> _JOB_
Word for word, transcribe the lines below and drop the pictures.

►

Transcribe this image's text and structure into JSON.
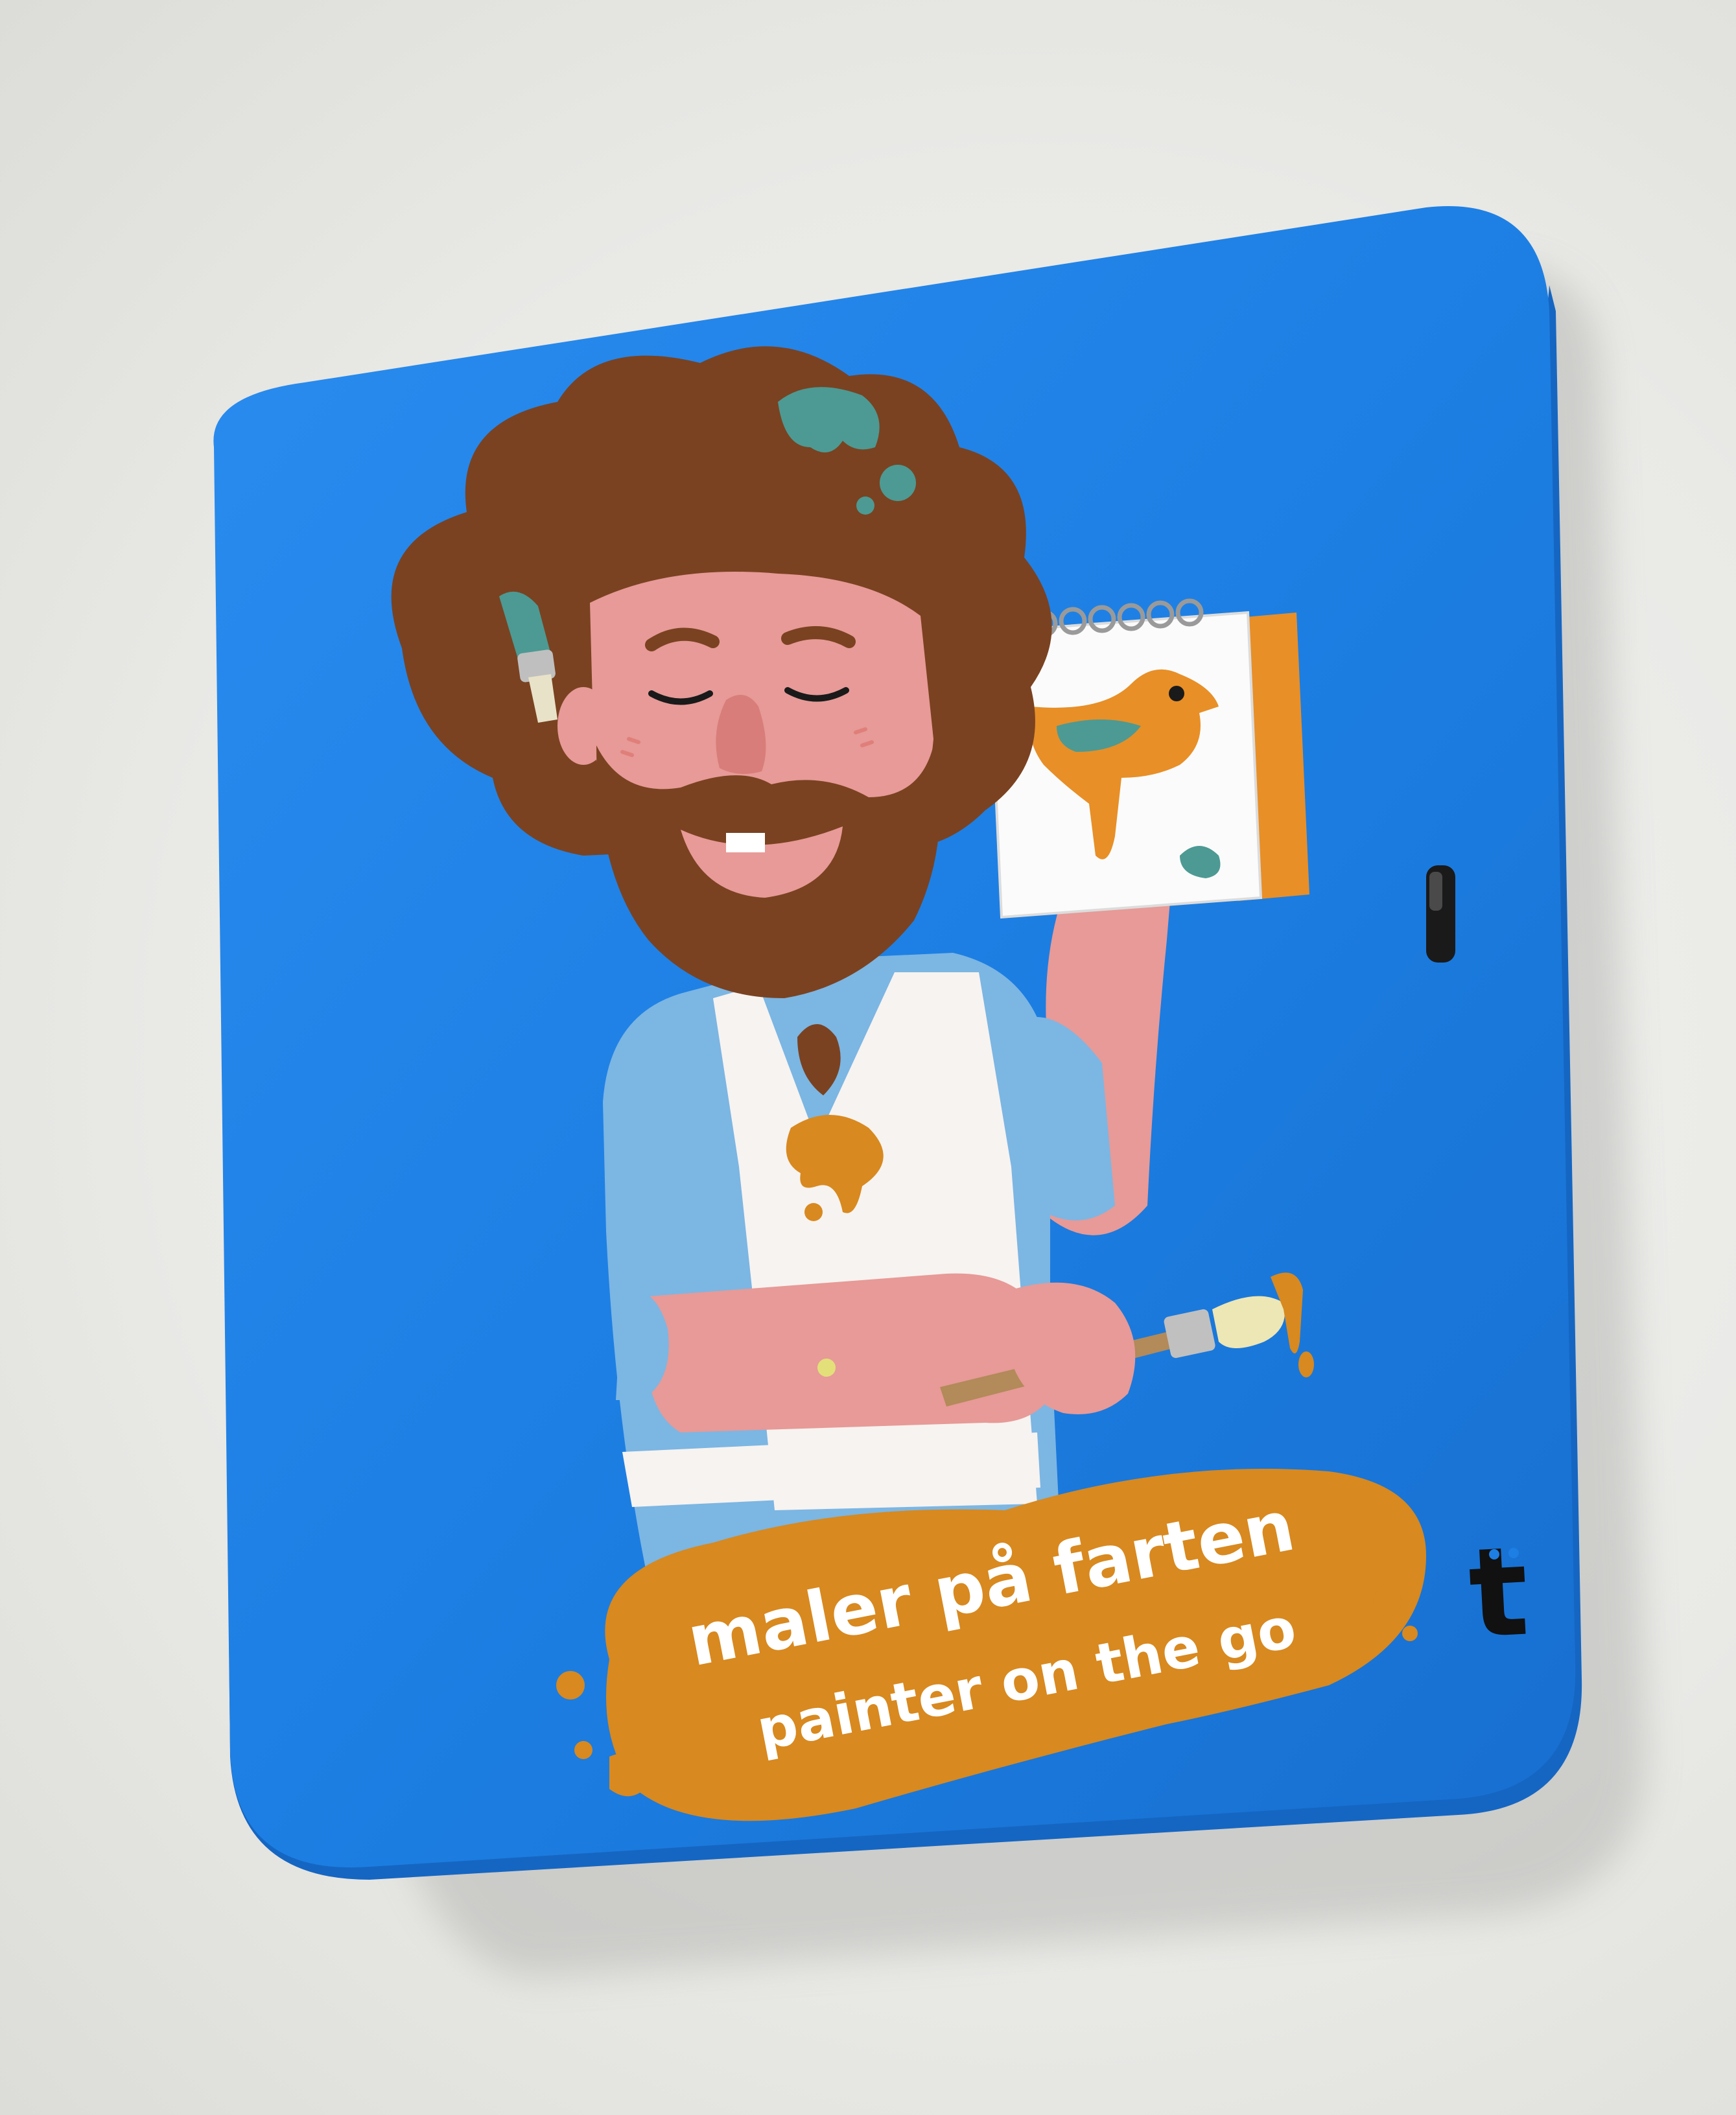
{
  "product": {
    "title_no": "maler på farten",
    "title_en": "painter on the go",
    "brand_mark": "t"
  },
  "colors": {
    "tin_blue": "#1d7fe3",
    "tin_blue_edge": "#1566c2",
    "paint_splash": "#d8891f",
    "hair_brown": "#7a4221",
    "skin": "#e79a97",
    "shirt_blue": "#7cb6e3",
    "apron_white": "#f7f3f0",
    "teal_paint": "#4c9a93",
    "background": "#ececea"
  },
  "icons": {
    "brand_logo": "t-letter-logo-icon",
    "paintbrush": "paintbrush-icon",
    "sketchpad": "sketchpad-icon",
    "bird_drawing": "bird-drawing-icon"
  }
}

◄

> _PROBLEM SOLUTION_
Transcribe this image's text and structure into JSON.
{
  "product": {
    "title_no": "maler på farten",
    "title_en": "painter on the go",
    "brand_mark": "t"
  },
  "colors": {
    "tin_blue": "#1d7fe3",
    "tin_blue_edge": "#1566c2",
    "paint_splash": "#d8891f",
    "hair_brown": "#7a4221",
    "skin": "#e79a97",
    "shirt_blue": "#7cb6e3",
    "apron_white": "#f7f3f0",
    "teal_paint": "#4c9a93",
    "background": "#ececea"
  },
  "icons": {
    "brand_logo": "t-letter-logo-icon",
    "paintbrush": "paintbrush-icon",
    "sketchpad": "sketchpad-icon",
    "bird_drawing": "bird-drawing-icon"
  }
}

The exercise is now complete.